== THE REQUEST ==
Restate all the material verbatim, except for the pictures.

>> BEGIN SUPPLIED INFORMATION

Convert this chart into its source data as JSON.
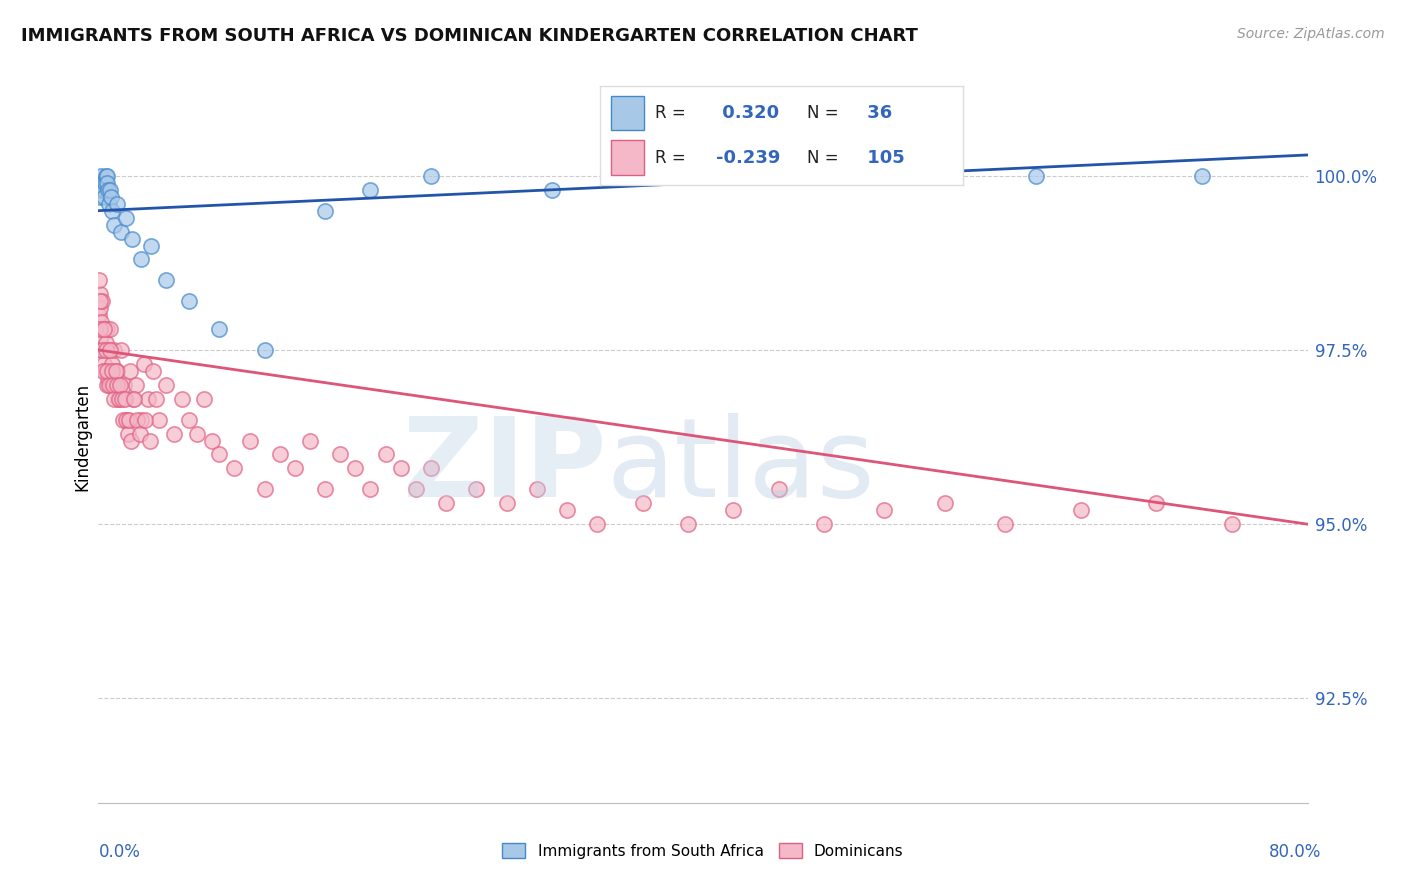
{
  "title": "IMMIGRANTS FROM SOUTH AFRICA VS DOMINICAN KINDERGARTEN CORRELATION CHART",
  "source": "Source: ZipAtlas.com",
  "ylabel": "Kindergarten",
  "ylim": [
    91.0,
    101.5
  ],
  "xlim": [
    0,
    80
  ],
  "yticks_right": [
    92.5,
    95.0,
    97.5,
    100.0
  ],
  "ytick_labels_right": [
    "92.5%",
    "95.0%",
    "97.5%",
    "100.0%"
  ],
  "blue_R": 0.32,
  "blue_N": 36,
  "pink_R": -0.239,
  "pink_N": 105,
  "blue_color": "#a8c8e8",
  "pink_color": "#f4b8c8",
  "blue_edge_color": "#4488cc",
  "pink_edge_color": "#e06080",
  "blue_line_color": "#2255aa",
  "pink_line_color": "#dd5577",
  "legend_label_blue": "Immigrants from South Africa",
  "legend_label_pink": "Dominicans",
  "blue_scatter_x": [
    0.05,
    0.1,
    0.15,
    0.2,
    0.25,
    0.3,
    0.35,
    0.4,
    0.45,
    0.5,
    0.55,
    0.6,
    0.65,
    0.7,
    0.75,
    0.8,
    0.9,
    1.0,
    1.2,
    1.5,
    1.8,
    2.2,
    2.8,
    3.5,
    4.5,
    6.0,
    8.0,
    11.0,
    15.0,
    18.0,
    22.0,
    30.0,
    38.0,
    47.0,
    62.0,
    73.0
  ],
  "blue_scatter_y": [
    99.8,
    99.7,
    99.9,
    100.0,
    99.8,
    99.9,
    99.8,
    99.7,
    99.9,
    100.0,
    100.0,
    99.9,
    99.8,
    99.6,
    99.8,
    99.7,
    99.5,
    99.3,
    99.6,
    99.2,
    99.4,
    99.1,
    98.8,
    99.0,
    98.5,
    98.2,
    97.8,
    97.5,
    99.5,
    99.8,
    100.0,
    99.8,
    100.0,
    100.0,
    100.0,
    100.0
  ],
  "pink_scatter_x": [
    0.05,
    0.08,
    0.1,
    0.12,
    0.15,
    0.18,
    0.2,
    0.25,
    0.3,
    0.35,
    0.4,
    0.45,
    0.5,
    0.55,
    0.6,
    0.65,
    0.7,
    0.75,
    0.8,
    0.85,
    0.9,
    1.0,
    1.1,
    1.2,
    1.3,
    1.5,
    1.7,
    1.9,
    2.1,
    2.3,
    2.5,
    2.8,
    3.0,
    3.3,
    3.6,
    4.0,
    4.5,
    5.0,
    5.5,
    6.0,
    6.5,
    7.0,
    7.5,
    8.0,
    9.0,
    10.0,
    11.0,
    12.0,
    13.0,
    14.0,
    15.0,
    16.0,
    17.0,
    18.0,
    19.0,
    20.0,
    21.0,
    22.0,
    23.0,
    25.0,
    27.0,
    29.0,
    31.0,
    33.0,
    36.0,
    39.0,
    42.0,
    45.0,
    48.0,
    52.0,
    56.0,
    60.0,
    65.0,
    70.0,
    75.0,
    0.06,
    0.09,
    0.13,
    0.22,
    0.28,
    0.38,
    0.48,
    0.58,
    0.68,
    0.78,
    0.88,
    0.95,
    1.05,
    1.15,
    1.25,
    1.35,
    1.45,
    1.55,
    1.65,
    1.75,
    1.85,
    1.95,
    2.05,
    2.15,
    2.35,
    2.55,
    2.75,
    3.1,
    3.4,
    3.8
  ],
  "pink_scatter_y": [
    98.0,
    98.3,
    97.8,
    98.1,
    97.9,
    97.5,
    97.7,
    98.2,
    97.5,
    97.3,
    97.8,
    97.2,
    97.6,
    97.0,
    97.8,
    97.1,
    97.5,
    97.8,
    97.2,
    97.0,
    97.3,
    97.5,
    97.0,
    97.2,
    96.8,
    97.5,
    97.0,
    96.5,
    97.2,
    96.8,
    97.0,
    96.5,
    97.3,
    96.8,
    97.2,
    96.5,
    97.0,
    96.3,
    96.8,
    96.5,
    96.3,
    96.8,
    96.2,
    96.0,
    95.8,
    96.2,
    95.5,
    96.0,
    95.8,
    96.2,
    95.5,
    96.0,
    95.8,
    95.5,
    96.0,
    95.8,
    95.5,
    95.8,
    95.3,
    95.5,
    95.3,
    95.5,
    95.2,
    95.0,
    95.3,
    95.0,
    95.2,
    95.5,
    95.0,
    95.2,
    95.3,
    95.0,
    95.2,
    95.3,
    95.0,
    98.5,
    98.2,
    97.8,
    97.5,
    97.2,
    97.8,
    97.5,
    97.2,
    97.0,
    97.5,
    97.2,
    97.0,
    96.8,
    97.2,
    97.0,
    96.8,
    97.0,
    96.8,
    96.5,
    96.8,
    96.5,
    96.3,
    96.5,
    96.2,
    96.8,
    96.5,
    96.3,
    96.5,
    96.2,
    96.8
  ]
}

>> END SUPPLIED INFORMATION

== EXERCISE OUTPUT ==
Convert this chart into its source data as JSON.
{
  "title": "IMMIGRANTS FROM SOUTH AFRICA VS DOMINICAN KINDERGARTEN CORRELATION CHART",
  "source": "Source: ZipAtlas.com",
  "ylabel": "Kindergarten",
  "ylim": [
    91.0,
    101.5
  ],
  "xlim": [
    0,
    80
  ],
  "yticks_right": [
    92.5,
    95.0,
    97.5,
    100.0
  ],
  "ytick_labels_right": [
    "92.5%",
    "95.0%",
    "97.5%",
    "100.0%"
  ],
  "blue_R": 0.32,
  "blue_N": 36,
  "pink_R": -0.239,
  "pink_N": 105,
  "blue_color": "#a8c8e8",
  "pink_color": "#f4b8c8",
  "blue_edge_color": "#4488cc",
  "pink_edge_color": "#e06080",
  "blue_line_color": "#2255aa",
  "pink_line_color": "#dd5577",
  "legend_label_blue": "Immigrants from South Africa",
  "legend_label_pink": "Dominicans",
  "blue_scatter_x": [
    0.05,
    0.1,
    0.15,
    0.2,
    0.25,
    0.3,
    0.35,
    0.4,
    0.45,
    0.5,
    0.55,
    0.6,
    0.65,
    0.7,
    0.75,
    0.8,
    0.9,
    1.0,
    1.2,
    1.5,
    1.8,
    2.2,
    2.8,
    3.5,
    4.5,
    6.0,
    8.0,
    11.0,
    15.0,
    18.0,
    22.0,
    30.0,
    38.0,
    47.0,
    62.0,
    73.0
  ],
  "blue_scatter_y": [
    99.8,
    99.7,
    99.9,
    100.0,
    99.8,
    99.9,
    99.8,
    99.7,
    99.9,
    100.0,
    100.0,
    99.9,
    99.8,
    99.6,
    99.8,
    99.7,
    99.5,
    99.3,
    99.6,
    99.2,
    99.4,
    99.1,
    98.8,
    99.0,
    98.5,
    98.2,
    97.8,
    97.5,
    99.5,
    99.8,
    100.0,
    99.8,
    100.0,
    100.0,
    100.0,
    100.0
  ],
  "pink_scatter_x": [
    0.05,
    0.08,
    0.1,
    0.12,
    0.15,
    0.18,
    0.2,
    0.25,
    0.3,
    0.35,
    0.4,
    0.45,
    0.5,
    0.55,
    0.6,
    0.65,
    0.7,
    0.75,
    0.8,
    0.85,
    0.9,
    1.0,
    1.1,
    1.2,
    1.3,
    1.5,
    1.7,
    1.9,
    2.1,
    2.3,
    2.5,
    2.8,
    3.0,
    3.3,
    3.6,
    4.0,
    4.5,
    5.0,
    5.5,
    6.0,
    6.5,
    7.0,
    7.5,
    8.0,
    9.0,
    10.0,
    11.0,
    12.0,
    13.0,
    14.0,
    15.0,
    16.0,
    17.0,
    18.0,
    19.0,
    20.0,
    21.0,
    22.0,
    23.0,
    25.0,
    27.0,
    29.0,
    31.0,
    33.0,
    36.0,
    39.0,
    42.0,
    45.0,
    48.0,
    52.0,
    56.0,
    60.0,
    65.0,
    70.0,
    75.0,
    0.06,
    0.09,
    0.13,
    0.22,
    0.28,
    0.38,
    0.48,
    0.58,
    0.68,
    0.78,
    0.88,
    0.95,
    1.05,
    1.15,
    1.25,
    1.35,
    1.45,
    1.55,
    1.65,
    1.75,
    1.85,
    1.95,
    2.05,
    2.15,
    2.35,
    2.55,
    2.75,
    3.1,
    3.4,
    3.8
  ],
  "pink_scatter_y": [
    98.0,
    98.3,
    97.8,
    98.1,
    97.9,
    97.5,
    97.7,
    98.2,
    97.5,
    97.3,
    97.8,
    97.2,
    97.6,
    97.0,
    97.8,
    97.1,
    97.5,
    97.8,
    97.2,
    97.0,
    97.3,
    97.5,
    97.0,
    97.2,
    96.8,
    97.5,
    97.0,
    96.5,
    97.2,
    96.8,
    97.0,
    96.5,
    97.3,
    96.8,
    97.2,
    96.5,
    97.0,
    96.3,
    96.8,
    96.5,
    96.3,
    96.8,
    96.2,
    96.0,
    95.8,
    96.2,
    95.5,
    96.0,
    95.8,
    96.2,
    95.5,
    96.0,
    95.8,
    95.5,
    96.0,
    95.8,
    95.5,
    95.8,
    95.3,
    95.5,
    95.3,
    95.5,
    95.2,
    95.0,
    95.3,
    95.0,
    95.2,
    95.5,
    95.0,
    95.2,
    95.3,
    95.0,
    95.2,
    95.3,
    95.0,
    98.5,
    98.2,
    97.8,
    97.5,
    97.2,
    97.8,
    97.5,
    97.2,
    97.0,
    97.5,
    97.2,
    97.0,
    96.8,
    97.2,
    97.0,
    96.8,
    97.0,
    96.8,
    96.5,
    96.8,
    96.5,
    96.3,
    96.5,
    96.2,
    96.8,
    96.5,
    96.3,
    96.5,
    96.2,
    96.8
  ]
}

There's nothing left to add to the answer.